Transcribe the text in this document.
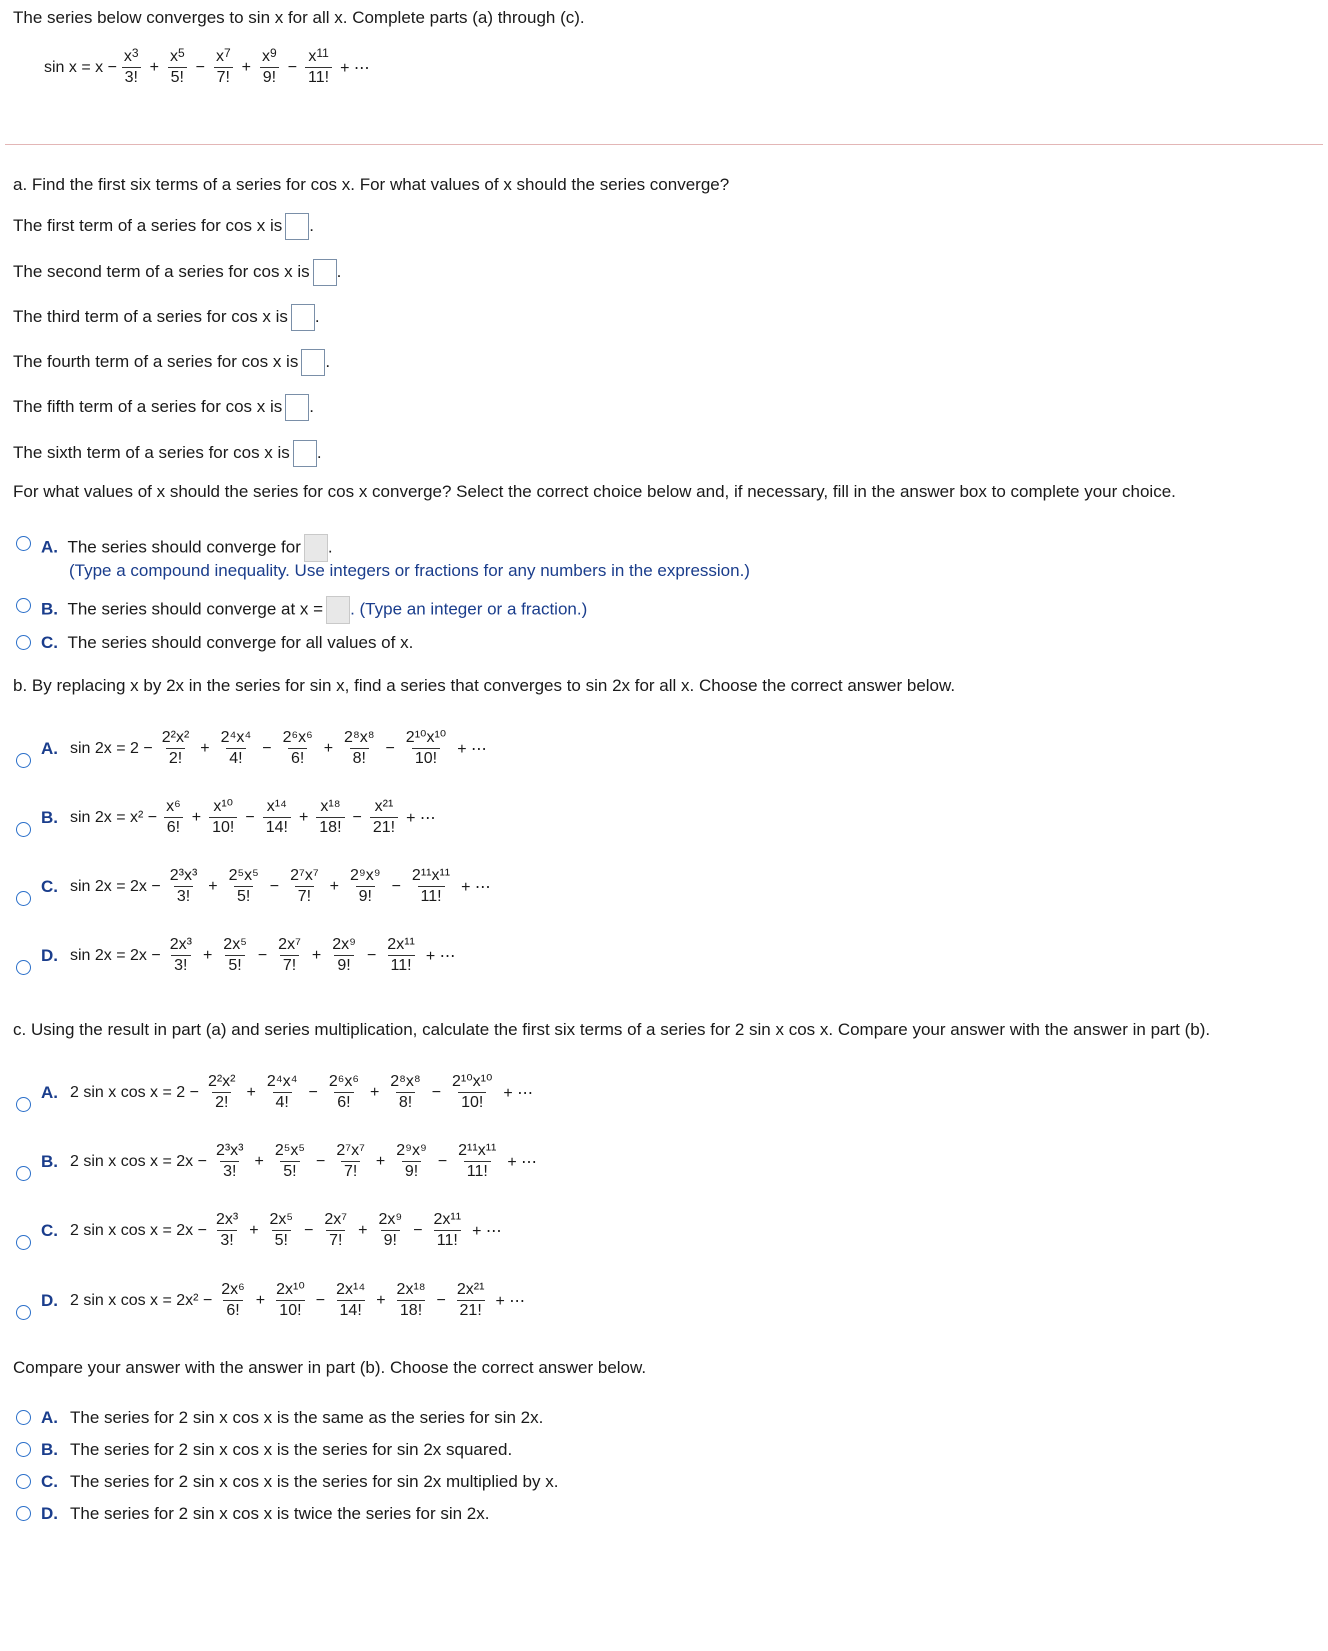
The series below converges to sin x for all x. Complete parts (a) through (c).
$\sin x = x - \frac{x^3}{3!} + \frac{x^5}{5!} - \frac{x^7}{7!} + \frac{x^9}{9!} - \frac{x^{11}}{11!}$ + ⋯
a. Find the first six terms of a series for cos x. For what values of x should the series converge?
The first term of a series for cos x is .
The second term of a series for cos x is .
The third term of a series for cos x is .
The fourth term of a series for cos x is .
The fifth term of a series for cos x is .
The sixth term of a series for cos x is .
For what values of x should the series for cos x converge? Select the correct choice below and, if necessary, fill in the answer box to complete your choice.
A. The series should converge for .
(Type a compound inequality. Use integers or fractions for any numbers in the expression.)
B. The series should converge at x = . (Type an integer or a fraction.)
C. The series should converge for all values of x.
b. By replacing x by 2x in the series for sin x, find a series that converges to sin 2x for all x. Choose the correct answer below.
A. $\sin 2x = 2 - \frac{\text{2²x²}}{2!} + \frac{\text{2⁴x⁴}}{4!} - \frac{\text{2⁶x⁶}}{6!} + \frac{\text{2⁸x⁸}}{8!} - \frac{\text{2¹⁰x¹⁰}}{10!}$ + ⋯
B. $\sin 2x = x^2 - \frac{\text{x⁶}}{6!} + \frac{\text{x¹⁰}}{10!} - \frac{\text{x¹⁴}}{14!} + \frac{\text{x¹⁸}}{18!} - \frac{\text{x²¹}}{21!}$ + ⋯
C. $\sin 2x = 2x - \frac{\text{2³x³}}{3!} + \frac{\text{2⁵x⁵}}{5!} - \frac{\text{2⁷x⁷}}{7!} + \frac{\text{2⁹x⁹}}{9!} - \frac{\text{2¹¹x¹¹}}{11!}$ + ⋯
D. $\sin 2x = 2x - \frac{\text{2x³}}{3!} + \frac{\text{2x⁵}}{5!} - \frac{\text{2x⁷}}{7!} + \frac{\text{2x⁹}}{9!} - \frac{\text{2x¹¹}}{11!}$ + ⋯
c. Using the result in part (a) and series multiplication, calculate the first six terms of a series for 2 sin x cos x. Compare your answer with the answer in part (b).
A. 2 sin x $\cos x = 2 - \frac{\text{2²x²}}{2!} + \frac{\text{2⁴x⁴}}{4!} - \frac{\text{2⁶x⁶}}{6!} + \frac{\text{2⁸x⁸}}{8!} - \frac{\text{2¹⁰x¹⁰}}{10!}$ + ⋯
B. 2 sin x $\cos x = 2x - \frac{\text{2³x³}}{3!} + \frac{\text{2⁵x⁵}}{5!} - \frac{\text{2⁷x⁷}}{7!} + \frac{\text{2⁹x⁹}}{9!} - \frac{\text{2¹¹x¹¹}}{11!}$ + ⋯
C. 2 sin x $\cos x = 2x - \frac{\text{2x³}}{3!} + \frac{\text{2x⁵}}{5!} - \frac{\text{2x⁷}}{7!} + \frac{\text{2x⁹}}{9!} - \frac{\text{2x¹¹}}{11!}$ + ⋯
D. 2 sin x $\cos x = 2x^2 - \frac{\text{2x⁶}}{6!} + \frac{\text{2x¹⁰}}{10!} - \frac{\text{2x¹⁴}}{14!} + \frac{\text{2x¹⁸}}{18!} - \frac{\text{2x²¹}}{21!}$ + ⋯
Compare your answer with the answer in part (b). Choose the correct answer below.
A. The series for 2 sin x cos x is the same as the series for sin 2x.
B. The series for 2 sin x cos x is the series for sin 2x squared.
C. The series for 2 sin x cos x is the series for sin 2x multiplied by x.
D. The series for 2 sin x cos x is twice the series for sin 2x.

——————

Request
Leaving all pictures aside, quote each record exactly.

Written answer
Transcribe the text in this document.
The series below converges to sin x for all x. Complete parts (a) through (c).
$\sin x = x - \frac{x^3}{3!} + \frac{x^5}{5!} - \frac{x^7}{7!} + \frac{x^9}{9!} - \frac{x^{11}}{11!}$ + ⋯
a. Find the first six terms of a series for cos x. For what values of x should the series converge?
The first term of a series for cos x is .
The second term of a series for cos x is .
The third term of a series for cos x is .
The fourth term of a series for cos x is .
The fifth term of a series for cos x is .
The sixth term of a series for cos x is .
For what values of x should the series for cos x converge? Select the correct choice below and, if necessary, fill in the answer box to complete your choice.
A. The series should converge for .
(Type a compound inequality. Use integers or fractions for any numbers in the expression.)
B. The series should converge at x = . (Type an integer or a fraction.)
C. The series should converge for all values of x.
b. By replacing x by 2x in the series for sin x, find a series that converges to sin 2x for all x. Choose the correct answer below.
A. $\sin 2x = 2 - \frac{\text{2²x²}}{2!} + \frac{\text{2⁴x⁴}}{4!} - \frac{\text{2⁶x⁶}}{6!} + \frac{\text{2⁸x⁸}}{8!} - \frac{\text{2¹⁰x¹⁰}}{10!}$ + ⋯
B. $\sin 2x = x^2 - \frac{\text{x⁶}}{6!} + \frac{\text{x¹⁰}}{10!} - \frac{\text{x¹⁴}}{14!} + \frac{\text{x¹⁸}}{18!} - \frac{\text{x²¹}}{21!}$ + ⋯
C. $\sin 2x = 2x - \frac{\text{2³x³}}{3!} + \frac{\text{2⁵x⁵}}{5!} - \frac{\text{2⁷x⁷}}{7!} + \frac{\text{2⁹x⁹}}{9!} - \frac{\text{2¹¹x¹¹}}{11!}$ + ⋯
D. $\sin 2x = 2x - \frac{\text{2x³}}{3!} + \frac{\text{2x⁵}}{5!} - \frac{\text{2x⁷}}{7!} + \frac{\text{2x⁹}}{9!} - \frac{\text{2x¹¹}}{11!}$ + ⋯
c. Using the result in part (a) and series multiplication, calculate the first six terms of a series for 2 sin x cos x. Compare your answer with the answer in part (b).
A. 2 sin x $\cos x = 2 - \frac{\text{2²x²}}{2!} + \frac{\text{2⁴x⁴}}{4!} - \frac{\text{2⁶x⁶}}{6!} + \frac{\text{2⁸x⁸}}{8!} - \frac{\text{2¹⁰x¹⁰}}{10!}$ + ⋯
B. 2 sin x $\cos x = 2x - \frac{\text{2³x³}}{3!} + \frac{\text{2⁵x⁵}}{5!} - \frac{\text{2⁷x⁷}}{7!} + \frac{\text{2⁹x⁹}}{9!} - \frac{\text{2¹¹x¹¹}}{11!}$ + ⋯
C. 2 sin x $\cos x = 2x - \frac{\text{2x³}}{3!} + \frac{\text{2x⁵}}{5!} - \frac{\text{2x⁷}}{7!} + \frac{\text{2x⁹}}{9!} - \frac{\text{2x¹¹}}{11!}$ + ⋯
D. 2 sin x $\cos x = 2x^2 - \frac{\text{2x⁶}}{6!} + \frac{\text{2x¹⁰}}{10!} - \frac{\text{2x¹⁴}}{14!} + \frac{\text{2x¹⁸}}{18!} - \frac{\text{2x²¹}}{21!}$ + ⋯
Compare your answer with the answer in part (b). Choose the correct answer below.
A. The series for 2 sin x cos x is the same as the series for sin 2x.
B. The series for 2 sin x cos x is the series for sin 2x squared.
C. The series for 2 sin x cos x is the series for sin 2x multiplied by x.
D. The series for 2 sin x cos x is twice the series for sin 2x.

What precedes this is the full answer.